## INSTRUCTIONS FOR THE TASK
Reproduce every one of the records below verbatim, line for line.
____ DATA FOR THIS EXERCISE
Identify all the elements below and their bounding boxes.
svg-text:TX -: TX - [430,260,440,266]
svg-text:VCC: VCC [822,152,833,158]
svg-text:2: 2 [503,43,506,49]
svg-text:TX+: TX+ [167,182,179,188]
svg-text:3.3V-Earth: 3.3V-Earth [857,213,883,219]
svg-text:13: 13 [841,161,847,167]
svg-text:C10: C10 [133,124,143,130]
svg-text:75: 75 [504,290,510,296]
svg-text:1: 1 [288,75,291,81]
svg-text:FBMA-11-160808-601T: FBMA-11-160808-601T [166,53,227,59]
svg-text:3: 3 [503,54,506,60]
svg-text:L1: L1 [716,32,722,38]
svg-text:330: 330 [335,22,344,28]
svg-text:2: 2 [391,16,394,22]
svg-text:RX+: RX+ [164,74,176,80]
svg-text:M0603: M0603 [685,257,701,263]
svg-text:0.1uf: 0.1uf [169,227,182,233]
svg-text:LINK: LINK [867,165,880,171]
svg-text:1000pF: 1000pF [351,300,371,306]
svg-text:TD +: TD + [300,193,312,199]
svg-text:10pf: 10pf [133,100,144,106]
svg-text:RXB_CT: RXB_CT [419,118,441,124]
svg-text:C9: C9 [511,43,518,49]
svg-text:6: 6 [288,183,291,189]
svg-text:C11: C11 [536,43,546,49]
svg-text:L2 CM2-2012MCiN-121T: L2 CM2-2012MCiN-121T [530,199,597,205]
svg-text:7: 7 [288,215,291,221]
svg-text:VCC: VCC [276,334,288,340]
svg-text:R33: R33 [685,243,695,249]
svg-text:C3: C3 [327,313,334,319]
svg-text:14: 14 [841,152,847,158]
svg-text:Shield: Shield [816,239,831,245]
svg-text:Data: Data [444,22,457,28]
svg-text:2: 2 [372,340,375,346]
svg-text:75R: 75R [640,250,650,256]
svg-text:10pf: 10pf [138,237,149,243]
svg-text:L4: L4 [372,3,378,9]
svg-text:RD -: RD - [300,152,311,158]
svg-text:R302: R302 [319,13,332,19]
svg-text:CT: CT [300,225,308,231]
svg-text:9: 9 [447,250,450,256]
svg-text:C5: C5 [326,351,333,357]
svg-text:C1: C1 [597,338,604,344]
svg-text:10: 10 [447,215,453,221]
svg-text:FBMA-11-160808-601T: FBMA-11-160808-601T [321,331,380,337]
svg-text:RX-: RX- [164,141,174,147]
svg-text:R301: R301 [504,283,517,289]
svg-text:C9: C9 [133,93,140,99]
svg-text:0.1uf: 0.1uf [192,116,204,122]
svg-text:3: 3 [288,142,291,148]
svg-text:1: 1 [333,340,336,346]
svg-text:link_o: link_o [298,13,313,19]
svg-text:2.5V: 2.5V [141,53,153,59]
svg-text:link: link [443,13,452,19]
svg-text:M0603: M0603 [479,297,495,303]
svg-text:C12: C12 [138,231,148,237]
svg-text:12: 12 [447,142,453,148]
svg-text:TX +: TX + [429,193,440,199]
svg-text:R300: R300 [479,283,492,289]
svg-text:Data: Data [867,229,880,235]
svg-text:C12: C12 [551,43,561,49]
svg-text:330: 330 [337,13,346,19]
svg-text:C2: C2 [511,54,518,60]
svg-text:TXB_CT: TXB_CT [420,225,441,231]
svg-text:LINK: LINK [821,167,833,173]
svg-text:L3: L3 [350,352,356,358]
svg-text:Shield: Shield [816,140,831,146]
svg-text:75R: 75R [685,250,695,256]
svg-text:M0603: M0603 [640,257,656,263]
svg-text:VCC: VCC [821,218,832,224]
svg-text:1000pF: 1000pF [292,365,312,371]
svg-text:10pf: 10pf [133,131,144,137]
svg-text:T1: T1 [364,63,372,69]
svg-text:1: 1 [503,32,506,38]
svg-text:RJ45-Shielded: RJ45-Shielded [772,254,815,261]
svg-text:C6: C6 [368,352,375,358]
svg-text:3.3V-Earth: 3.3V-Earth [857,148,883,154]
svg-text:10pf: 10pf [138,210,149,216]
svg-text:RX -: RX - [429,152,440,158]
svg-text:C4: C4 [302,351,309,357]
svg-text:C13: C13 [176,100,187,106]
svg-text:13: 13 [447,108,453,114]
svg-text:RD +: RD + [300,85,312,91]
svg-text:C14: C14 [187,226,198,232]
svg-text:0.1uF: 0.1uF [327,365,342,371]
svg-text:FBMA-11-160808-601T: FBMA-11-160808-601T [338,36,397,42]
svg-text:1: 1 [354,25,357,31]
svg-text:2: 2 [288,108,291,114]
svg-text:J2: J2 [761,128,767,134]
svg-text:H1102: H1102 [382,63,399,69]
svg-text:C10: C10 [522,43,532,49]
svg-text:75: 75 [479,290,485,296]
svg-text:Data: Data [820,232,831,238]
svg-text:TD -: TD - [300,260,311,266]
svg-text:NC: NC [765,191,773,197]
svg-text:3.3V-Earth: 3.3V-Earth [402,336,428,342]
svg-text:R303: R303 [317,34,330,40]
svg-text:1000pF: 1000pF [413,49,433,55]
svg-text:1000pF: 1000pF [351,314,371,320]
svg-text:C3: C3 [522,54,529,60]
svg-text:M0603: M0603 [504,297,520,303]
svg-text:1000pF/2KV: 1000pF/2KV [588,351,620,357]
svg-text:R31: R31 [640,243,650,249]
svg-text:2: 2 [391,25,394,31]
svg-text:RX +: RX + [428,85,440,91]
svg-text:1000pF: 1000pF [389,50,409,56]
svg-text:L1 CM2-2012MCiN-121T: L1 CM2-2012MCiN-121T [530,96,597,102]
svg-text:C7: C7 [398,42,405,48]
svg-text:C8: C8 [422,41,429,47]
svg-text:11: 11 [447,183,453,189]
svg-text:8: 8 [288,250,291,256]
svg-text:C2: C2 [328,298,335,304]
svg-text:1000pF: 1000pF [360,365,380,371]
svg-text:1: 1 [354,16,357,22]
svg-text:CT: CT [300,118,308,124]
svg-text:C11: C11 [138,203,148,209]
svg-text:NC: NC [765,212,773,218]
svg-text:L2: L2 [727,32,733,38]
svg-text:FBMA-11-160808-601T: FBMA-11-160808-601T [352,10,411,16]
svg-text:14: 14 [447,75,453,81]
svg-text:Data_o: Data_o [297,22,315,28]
________
## ANSWER IN FULL
Identify all the elements below and their bounding boxes.
svg-text:TX -: TX - [430,260,440,266]
svg-text:VCC: VCC [822,152,833,158]
svg-text:2: 2 [503,43,506,49]
svg-text:TX+: TX+ [167,182,179,188]
svg-text:3.3V-Earth: 3.3V-Earth [857,213,883,219]
svg-text:13: 13 [841,161,847,167]
svg-text:C10: C10 [133,124,143,130]
svg-text:75: 75 [504,290,510,296]
svg-text:1: 1 [288,75,291,81]
svg-text:FBMA-11-160808-601T: FBMA-11-160808-601T [166,53,227,59]
svg-text:3: 3 [503,54,506,60]
svg-text:L1: L1 [716,32,722,38]
svg-text:330: 330 [335,22,344,28]
svg-text:2: 2 [391,16,394,22]
svg-text:RX+: RX+ [164,74,176,80]
svg-text:M0603: M0603 [685,257,701,263]
svg-text:0.1uf: 0.1uf [169,227,182,233]
svg-text:LINK: LINK [867,165,880,171]
svg-text:1000pF: 1000pF [351,300,371,306]
svg-text:TD +: TD + [300,193,312,199]
svg-text:10pf: 10pf [133,100,144,106]
svg-text:RXB_CT: RXB_CT [419,118,441,124]
svg-text:C9: C9 [511,43,518,49]
svg-text:6: 6 [288,183,291,189]
svg-text:C11: C11 [536,43,546,49]
svg-text:L2 CM2-2012MCiN-121T: L2 CM2-2012MCiN-121T [530,199,597,205]
svg-text:7: 7 [288,215,291,221]
svg-text:VCC: VCC [276,334,288,340]
svg-text:R33: R33 [685,243,695,249]
svg-text:C3: C3 [327,313,334,319]
svg-text:14: 14 [841,152,847,158]
svg-text:Shield: Shield [816,239,831,245]
svg-text:Data: Data [444,22,457,28]
svg-text:2: 2 [372,340,375,346]
svg-text:75R: 75R [640,250,650,256]
svg-text:10pf: 10pf [138,237,149,243]
svg-text:L4: L4 [372,3,378,9]
svg-text:RD -: RD - [300,152,311,158]
svg-text:R302: R302 [319,13,332,19]
svg-text:CT: CT [300,225,308,231]
svg-text:9: 9 [447,250,450,256]
svg-text:C5: C5 [326,351,333,357]
svg-text:C1: C1 [597,338,604,344]
svg-text:10: 10 [447,215,453,221]
svg-text:FBMA-11-160808-601T: FBMA-11-160808-601T [321,331,380,337]
svg-text:RX-: RX- [164,141,174,147]
svg-text:R301: R301 [504,283,517,289]
svg-text:C9: C9 [133,93,140,99]
svg-text:0.1uf: 0.1uf [192,116,204,122]
svg-text:3: 3 [288,142,291,148]
svg-text:1: 1 [333,340,336,346]
svg-text:link_o: link_o [298,13,313,19]
svg-text:2.5V: 2.5V [141,53,153,59]
svg-text:link: link [443,13,452,19]
svg-text:M0603: M0603 [479,297,495,303]
svg-text:C12: C12 [138,231,148,237]
svg-text:12: 12 [447,142,453,148]
svg-text:TX +: TX + [429,193,440,199]
svg-text:R300: R300 [479,283,492,289]
svg-text:Data: Data [867,229,880,235]
svg-text:C12: C12 [551,43,561,49]
svg-text:330: 330 [337,13,346,19]
svg-text:C2: C2 [511,54,518,60]
svg-text:TXB_CT: TXB_CT [420,225,441,231]
svg-text:LINK: LINK [821,167,833,173]
svg-text:L3: L3 [350,352,356,358]
svg-text:Shield: Shield [816,140,831,146]
svg-text:75R: 75R [685,250,695,256]
svg-text:M0603: M0603 [640,257,656,263]
svg-text:VCC: VCC [821,218,832,224]
svg-text:1000pF: 1000pF [292,365,312,371]
svg-text:10pf: 10pf [133,131,144,137]
svg-text:T1: T1 [364,63,372,69]
svg-text:1: 1 [503,32,506,38]
svg-text:RJ45-Shielded: RJ45-Shielded [772,254,815,261]
svg-text:C6: C6 [368,352,375,358]
svg-text:3.3V-Earth: 3.3V-Earth [857,148,883,154]
svg-text:10pf: 10pf [138,210,149,216]
svg-text:RX -: RX - [429,152,440,158]
svg-text:C4: C4 [302,351,309,357]
svg-text:C13: C13 [176,100,187,106]
svg-text:13: 13 [447,108,453,114]
svg-text:RD +: RD + [300,85,312,91]
svg-text:C14: C14 [187,226,198,232]
svg-text:0.1uF: 0.1uF [327,365,342,371]
svg-text:FBMA-11-160808-601T: FBMA-11-160808-601T [338,36,397,42]
svg-text:1: 1 [354,25,357,31]
svg-text:2: 2 [288,108,291,114]
svg-text:J2: J2 [761,128,767,134]
svg-text:H1102: H1102 [382,63,399,69]
svg-text:C10: C10 [522,43,532,49]
svg-text:75: 75 [479,290,485,296]
svg-text:Data: Data [820,232,831,238]
svg-text:TD -: TD - [300,260,311,266]
svg-text:NC: NC [765,191,773,197]
svg-text:3.3V-Earth: 3.3V-Earth [402,336,428,342]
svg-text:R303: R303 [317,34,330,40]
svg-text:1000pF: 1000pF [413,49,433,55]
svg-text:1000pF: 1000pF [351,314,371,320]
svg-text:C3: C3 [522,54,529,60]
svg-text:M0603: M0603 [504,297,520,303]
svg-text:1000pF/2KV: 1000pF/2KV [588,351,620,357]
svg-text:R31: R31 [640,243,650,249]
svg-text:2: 2 [391,25,394,31]
svg-text:RX +: RX + [428,85,440,91]
svg-text:1000pF: 1000pF [389,50,409,56]
svg-text:L1 CM2-2012MCiN-121T: L1 CM2-2012MCiN-121T [530,96,597,102]
svg-text:C7: C7 [398,42,405,48]
svg-text:C8: C8 [422,41,429,47]
svg-text:11: 11 [447,183,453,189]
svg-text:8: 8 [288,250,291,256]
svg-text:C2: C2 [328,298,335,304]
svg-text:1000pF: 1000pF [360,365,380,371]
svg-text:1: 1 [354,16,357,22]
svg-text:CT: CT [300,118,308,124]
svg-text:C11: C11 [138,203,148,209]
svg-text:NC: NC [765,212,773,218]
svg-text:L2: L2 [727,32,733,38]
svg-text:FBMA-11-160808-601T: FBMA-11-160808-601T [352,10,411,16]
svg-text:14: 14 [447,75,453,81]
svg-text:Data_o: Data_o [297,22,315,28]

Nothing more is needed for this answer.